**Task to complete**
Your task is to extract every line from the material below exactly.

**Information given**
=-=-=

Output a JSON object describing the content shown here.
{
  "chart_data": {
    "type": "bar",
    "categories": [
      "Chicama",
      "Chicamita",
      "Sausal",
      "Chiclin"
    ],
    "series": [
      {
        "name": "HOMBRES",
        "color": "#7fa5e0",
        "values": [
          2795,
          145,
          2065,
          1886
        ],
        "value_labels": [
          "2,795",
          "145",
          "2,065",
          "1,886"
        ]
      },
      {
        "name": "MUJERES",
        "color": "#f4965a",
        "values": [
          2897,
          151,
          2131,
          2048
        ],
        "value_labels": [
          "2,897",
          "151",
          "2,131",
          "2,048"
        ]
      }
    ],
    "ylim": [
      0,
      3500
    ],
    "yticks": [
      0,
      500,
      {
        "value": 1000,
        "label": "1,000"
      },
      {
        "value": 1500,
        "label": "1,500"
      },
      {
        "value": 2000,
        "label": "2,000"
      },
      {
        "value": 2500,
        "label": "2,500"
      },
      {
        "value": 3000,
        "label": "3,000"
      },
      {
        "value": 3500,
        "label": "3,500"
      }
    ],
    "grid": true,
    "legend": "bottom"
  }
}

=-=-=

**Solved problem**
Output a JSON object describing the content shown here.
{
  "chart_data": {
    "type": "bar",
    "categories": [
      "Chicama",
      "Chicamita",
      "Sausal",
      "Chiclin"
    ],
    "series": [
      {
        "name": "HOMBRES",
        "color": "#7fa5e0",
        "values": [
          2795,
          145,
          2065,
          1886
        ],
        "value_labels": [
          "2,795",
          "145",
          "2,065",
          "1,886"
        ]
      },
      {
        "name": "MUJERES",
        "color": "#f4965a",
        "values": [
          2897,
          151,
          2131,
          2048
        ],
        "value_labels": [
          "2,897",
          "151",
          "2,131",
          "2,048"
        ]
      }
    ],
    "ylim": [
      0,
      3500
    ],
    "yticks": [
      0,
      500,
      {
        "value": 1000,
        "label": "1,000"
      },
      {
        "value": 1500,
        "label": "1,500"
      },
      {
        "value": 2000,
        "label": "2,000"
      },
      {
        "value": 2500,
        "label": "2,500"
      },
      {
        "value": 3000,
        "label": "3,000"
      },
      {
        "value": 3500,
        "label": "3,500"
      }
    ],
    "grid": true,
    "legend": "bottom"
  }
}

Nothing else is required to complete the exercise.